>> start GIVEN DATA

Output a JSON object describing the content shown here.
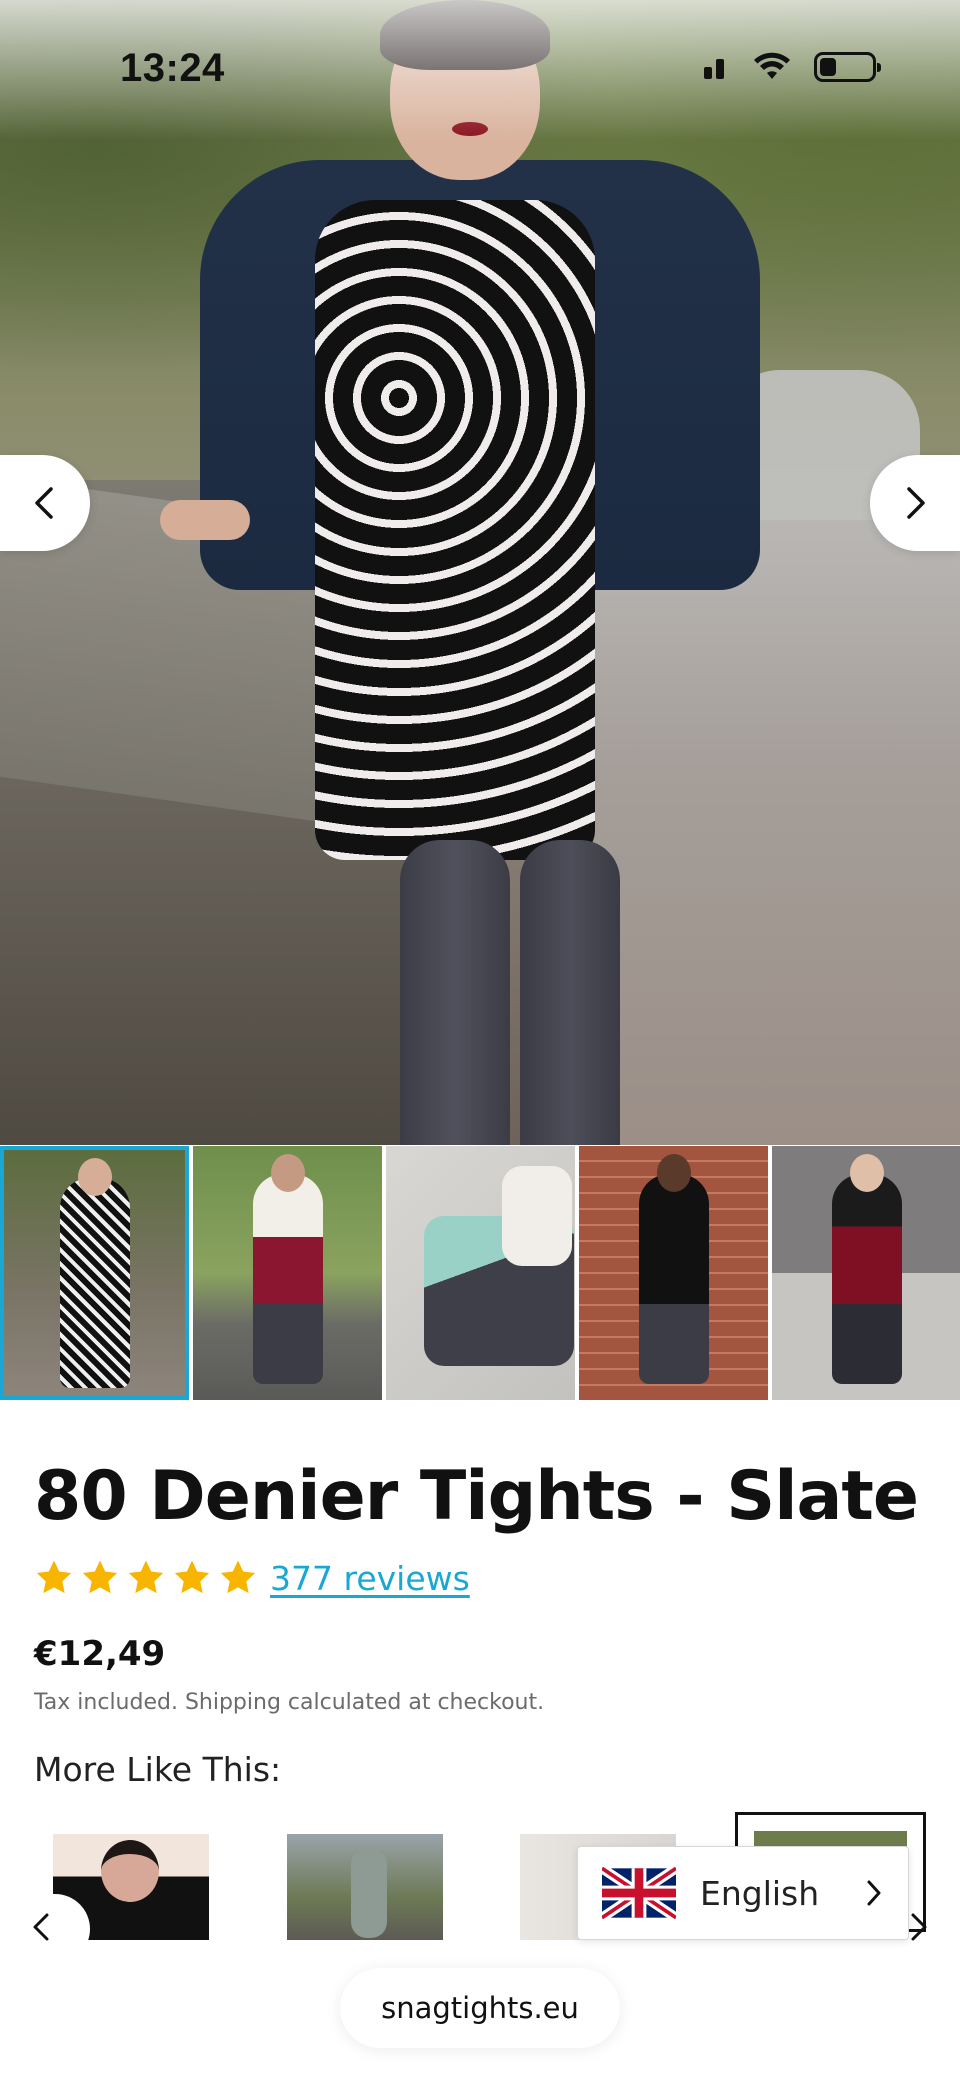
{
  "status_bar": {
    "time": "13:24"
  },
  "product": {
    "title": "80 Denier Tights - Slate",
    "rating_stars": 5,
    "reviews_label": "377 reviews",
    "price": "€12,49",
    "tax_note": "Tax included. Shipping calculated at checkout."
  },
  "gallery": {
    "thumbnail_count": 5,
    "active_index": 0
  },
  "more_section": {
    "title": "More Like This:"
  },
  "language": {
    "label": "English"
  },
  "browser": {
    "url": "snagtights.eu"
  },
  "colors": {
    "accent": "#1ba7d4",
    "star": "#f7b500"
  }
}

>> end GIVEN DATA

Say the number of lines in the records above that include the string "title", and no more.

## COMPLETE OUTPUT:
2